§ To be done:
Restate the entries below verbatim.

## Begin Rows

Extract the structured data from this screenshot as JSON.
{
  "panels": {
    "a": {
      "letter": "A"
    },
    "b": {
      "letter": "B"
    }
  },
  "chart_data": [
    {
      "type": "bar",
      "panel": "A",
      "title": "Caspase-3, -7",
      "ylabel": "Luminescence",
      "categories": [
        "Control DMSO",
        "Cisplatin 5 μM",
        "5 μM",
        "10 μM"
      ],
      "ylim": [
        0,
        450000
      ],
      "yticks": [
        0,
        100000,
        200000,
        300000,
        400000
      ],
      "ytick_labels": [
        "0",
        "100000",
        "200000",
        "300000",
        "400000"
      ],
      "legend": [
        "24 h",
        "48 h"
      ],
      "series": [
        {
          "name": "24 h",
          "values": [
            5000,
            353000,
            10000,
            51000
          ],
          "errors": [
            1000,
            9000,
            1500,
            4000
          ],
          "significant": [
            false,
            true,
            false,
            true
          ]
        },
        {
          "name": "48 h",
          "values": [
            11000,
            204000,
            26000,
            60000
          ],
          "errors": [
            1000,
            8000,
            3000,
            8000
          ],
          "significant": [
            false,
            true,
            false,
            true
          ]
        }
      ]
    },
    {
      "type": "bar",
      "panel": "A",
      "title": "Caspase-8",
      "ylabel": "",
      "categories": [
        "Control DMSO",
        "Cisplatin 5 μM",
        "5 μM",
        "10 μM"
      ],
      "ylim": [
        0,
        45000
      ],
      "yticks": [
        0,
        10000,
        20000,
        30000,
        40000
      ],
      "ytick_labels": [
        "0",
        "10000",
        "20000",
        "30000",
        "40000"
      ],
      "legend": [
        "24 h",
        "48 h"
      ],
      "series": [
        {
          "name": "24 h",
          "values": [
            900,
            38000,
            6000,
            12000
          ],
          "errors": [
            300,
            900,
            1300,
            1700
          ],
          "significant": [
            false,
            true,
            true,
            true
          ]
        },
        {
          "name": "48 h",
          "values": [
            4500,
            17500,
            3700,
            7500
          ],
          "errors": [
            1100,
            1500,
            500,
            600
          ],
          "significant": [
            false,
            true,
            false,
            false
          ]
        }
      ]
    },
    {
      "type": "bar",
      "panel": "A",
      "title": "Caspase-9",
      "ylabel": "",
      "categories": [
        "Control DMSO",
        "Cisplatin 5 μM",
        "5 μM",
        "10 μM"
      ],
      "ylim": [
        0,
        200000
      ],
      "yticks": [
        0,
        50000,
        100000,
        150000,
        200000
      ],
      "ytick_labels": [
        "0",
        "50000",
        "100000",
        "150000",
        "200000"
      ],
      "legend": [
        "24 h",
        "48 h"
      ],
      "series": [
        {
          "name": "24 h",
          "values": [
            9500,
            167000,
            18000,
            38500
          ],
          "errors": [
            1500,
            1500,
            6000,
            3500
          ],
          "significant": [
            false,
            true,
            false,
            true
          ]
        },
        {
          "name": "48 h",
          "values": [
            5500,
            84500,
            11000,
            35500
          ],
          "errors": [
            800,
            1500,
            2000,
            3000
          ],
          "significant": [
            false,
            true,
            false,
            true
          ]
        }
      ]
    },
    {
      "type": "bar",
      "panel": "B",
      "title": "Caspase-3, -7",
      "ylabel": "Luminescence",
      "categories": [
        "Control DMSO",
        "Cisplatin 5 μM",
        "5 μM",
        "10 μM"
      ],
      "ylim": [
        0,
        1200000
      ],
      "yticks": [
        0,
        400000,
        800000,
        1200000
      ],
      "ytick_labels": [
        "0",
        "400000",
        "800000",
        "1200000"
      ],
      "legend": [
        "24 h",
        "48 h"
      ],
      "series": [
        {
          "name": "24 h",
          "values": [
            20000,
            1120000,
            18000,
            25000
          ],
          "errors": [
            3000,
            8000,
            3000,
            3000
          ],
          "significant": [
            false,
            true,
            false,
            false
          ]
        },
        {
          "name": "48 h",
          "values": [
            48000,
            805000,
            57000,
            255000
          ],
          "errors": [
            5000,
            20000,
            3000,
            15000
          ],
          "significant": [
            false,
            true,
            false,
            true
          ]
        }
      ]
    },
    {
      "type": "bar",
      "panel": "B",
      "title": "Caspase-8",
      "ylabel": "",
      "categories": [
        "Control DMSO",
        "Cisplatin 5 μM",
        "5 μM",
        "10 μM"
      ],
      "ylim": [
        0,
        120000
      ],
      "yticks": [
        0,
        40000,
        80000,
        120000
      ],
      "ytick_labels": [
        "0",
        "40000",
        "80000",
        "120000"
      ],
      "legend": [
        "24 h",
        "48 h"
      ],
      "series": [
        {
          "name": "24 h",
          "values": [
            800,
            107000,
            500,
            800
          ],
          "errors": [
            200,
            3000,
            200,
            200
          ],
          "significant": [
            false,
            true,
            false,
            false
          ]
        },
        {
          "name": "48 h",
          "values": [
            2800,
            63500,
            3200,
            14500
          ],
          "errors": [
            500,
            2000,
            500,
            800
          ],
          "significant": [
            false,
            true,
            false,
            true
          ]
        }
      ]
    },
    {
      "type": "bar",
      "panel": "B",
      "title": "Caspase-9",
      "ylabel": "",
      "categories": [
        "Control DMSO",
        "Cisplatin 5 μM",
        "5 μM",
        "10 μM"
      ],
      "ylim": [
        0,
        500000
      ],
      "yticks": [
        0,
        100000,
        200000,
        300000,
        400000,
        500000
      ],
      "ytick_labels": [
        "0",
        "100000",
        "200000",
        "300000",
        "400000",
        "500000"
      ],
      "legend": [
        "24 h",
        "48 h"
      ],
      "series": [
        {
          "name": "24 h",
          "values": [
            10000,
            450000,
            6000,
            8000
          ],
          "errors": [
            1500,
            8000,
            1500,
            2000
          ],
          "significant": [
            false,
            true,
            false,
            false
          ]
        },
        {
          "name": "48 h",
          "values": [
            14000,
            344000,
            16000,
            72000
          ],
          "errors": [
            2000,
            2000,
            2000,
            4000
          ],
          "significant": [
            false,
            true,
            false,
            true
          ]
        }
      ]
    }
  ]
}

## End Rows

§ Exercise solution:
Extract the structured data from this screenshot as JSON.
{
  "panels": {
    "a": {
      "letter": "A"
    },
    "b": {
      "letter": "B"
    }
  },
  "chart_data": [
    {
      "type": "bar",
      "panel": "A",
      "title": "Caspase-3, -7",
      "ylabel": "Luminescence",
      "categories": [
        "Control DMSO",
        "Cisplatin 5 μM",
        "5 μM",
        "10 μM"
      ],
      "ylim": [
        0,
        450000
      ],
      "yticks": [
        0,
        100000,
        200000,
        300000,
        400000
      ],
      "ytick_labels": [
        "0",
        "100000",
        "200000",
        "300000",
        "400000"
      ],
      "legend": [
        "24 h",
        "48 h"
      ],
      "series": [
        {
          "name": "24 h",
          "values": [
            5000,
            353000,
            10000,
            51000
          ],
          "errors": [
            1000,
            9000,
            1500,
            4000
          ],
          "significant": [
            false,
            true,
            false,
            true
          ]
        },
        {
          "name": "48 h",
          "values": [
            11000,
            204000,
            26000,
            60000
          ],
          "errors": [
            1000,
            8000,
            3000,
            8000
          ],
          "significant": [
            false,
            true,
            false,
            true
          ]
        }
      ]
    },
    {
      "type": "bar",
      "panel": "A",
      "title": "Caspase-8",
      "ylabel": "",
      "categories": [
        "Control DMSO",
        "Cisplatin 5 μM",
        "5 μM",
        "10 μM"
      ],
      "ylim": [
        0,
        45000
      ],
      "yticks": [
        0,
        10000,
        20000,
        30000,
        40000
      ],
      "ytick_labels": [
        "0",
        "10000",
        "20000",
        "30000",
        "40000"
      ],
      "legend": [
        "24 h",
        "48 h"
      ],
      "series": [
        {
          "name": "24 h",
          "values": [
            900,
            38000,
            6000,
            12000
          ],
          "errors": [
            300,
            900,
            1300,
            1700
          ],
          "significant": [
            false,
            true,
            true,
            true
          ]
        },
        {
          "name": "48 h",
          "values": [
            4500,
            17500,
            3700,
            7500
          ],
          "errors": [
            1100,
            1500,
            500,
            600
          ],
          "significant": [
            false,
            true,
            false,
            false
          ]
        }
      ]
    },
    {
      "type": "bar",
      "panel": "A",
      "title": "Caspase-9",
      "ylabel": "",
      "categories": [
        "Control DMSO",
        "Cisplatin 5 μM",
        "5 μM",
        "10 μM"
      ],
      "ylim": [
        0,
        200000
      ],
      "yticks": [
        0,
        50000,
        100000,
        150000,
        200000
      ],
      "ytick_labels": [
        "0",
        "50000",
        "100000",
        "150000",
        "200000"
      ],
      "legend": [
        "24 h",
        "48 h"
      ],
      "series": [
        {
          "name": "24 h",
          "values": [
            9500,
            167000,
            18000,
            38500
          ],
          "errors": [
            1500,
            1500,
            6000,
            3500
          ],
          "significant": [
            false,
            true,
            false,
            true
          ]
        },
        {
          "name": "48 h",
          "values": [
            5500,
            84500,
            11000,
            35500
          ],
          "errors": [
            800,
            1500,
            2000,
            3000
          ],
          "significant": [
            false,
            true,
            false,
            true
          ]
        }
      ]
    },
    {
      "type": "bar",
      "panel": "B",
      "title": "Caspase-3, -7",
      "ylabel": "Luminescence",
      "categories": [
        "Control DMSO",
        "Cisplatin 5 μM",
        "5 μM",
        "10 μM"
      ],
      "ylim": [
        0,
        1200000
      ],
      "yticks": [
        0,
        400000,
        800000,
        1200000
      ],
      "ytick_labels": [
        "0",
        "400000",
        "800000",
        "1200000"
      ],
      "legend": [
        "24 h",
        "48 h"
      ],
      "series": [
        {
          "name": "24 h",
          "values": [
            20000,
            1120000,
            18000,
            25000
          ],
          "errors": [
            3000,
            8000,
            3000,
            3000
          ],
          "significant": [
            false,
            true,
            false,
            false
          ]
        },
        {
          "name": "48 h",
          "values": [
            48000,
            805000,
            57000,
            255000
          ],
          "errors": [
            5000,
            20000,
            3000,
            15000
          ],
          "significant": [
            false,
            true,
            false,
            true
          ]
        }
      ]
    },
    {
      "type": "bar",
      "panel": "B",
      "title": "Caspase-8",
      "ylabel": "",
      "categories": [
        "Control DMSO",
        "Cisplatin 5 μM",
        "5 μM",
        "10 μM"
      ],
      "ylim": [
        0,
        120000
      ],
      "yticks": [
        0,
        40000,
        80000,
        120000
      ],
      "ytick_labels": [
        "0",
        "40000",
        "80000",
        "120000"
      ],
      "legend": [
        "24 h",
        "48 h"
      ],
      "series": [
        {
          "name": "24 h",
          "values": [
            800,
            107000,
            500,
            800
          ],
          "errors": [
            200,
            3000,
            200,
            200
          ],
          "significant": [
            false,
            true,
            false,
            false
          ]
        },
        {
          "name": "48 h",
          "values": [
            2800,
            63500,
            3200,
            14500
          ],
          "errors": [
            500,
            2000,
            500,
            800
          ],
          "significant": [
            false,
            true,
            false,
            true
          ]
        }
      ]
    },
    {
      "type": "bar",
      "panel": "B",
      "title": "Caspase-9",
      "ylabel": "",
      "categories": [
        "Control DMSO",
        "Cisplatin 5 μM",
        "5 μM",
        "10 μM"
      ],
      "ylim": [
        0,
        500000
      ],
      "yticks": [
        0,
        100000,
        200000,
        300000,
        400000,
        500000
      ],
      "ytick_labels": [
        "0",
        "100000",
        "200000",
        "300000",
        "400000",
        "500000"
      ],
      "legend": [
        "24 h",
        "48 h"
      ],
      "series": [
        {
          "name": "24 h",
          "values": [
            10000,
            450000,
            6000,
            8000
          ],
          "errors": [
            1500,
            8000,
            1500,
            2000
          ],
          "significant": [
            false,
            true,
            false,
            false
          ]
        },
        {
          "name": "48 h",
          "values": [
            14000,
            344000,
            16000,
            72000
          ],
          "errors": [
            2000,
            2000,
            2000,
            4000
          ],
          "significant": [
            false,
            true,
            false,
            true
          ]
        }
      ]
    }
  ]
}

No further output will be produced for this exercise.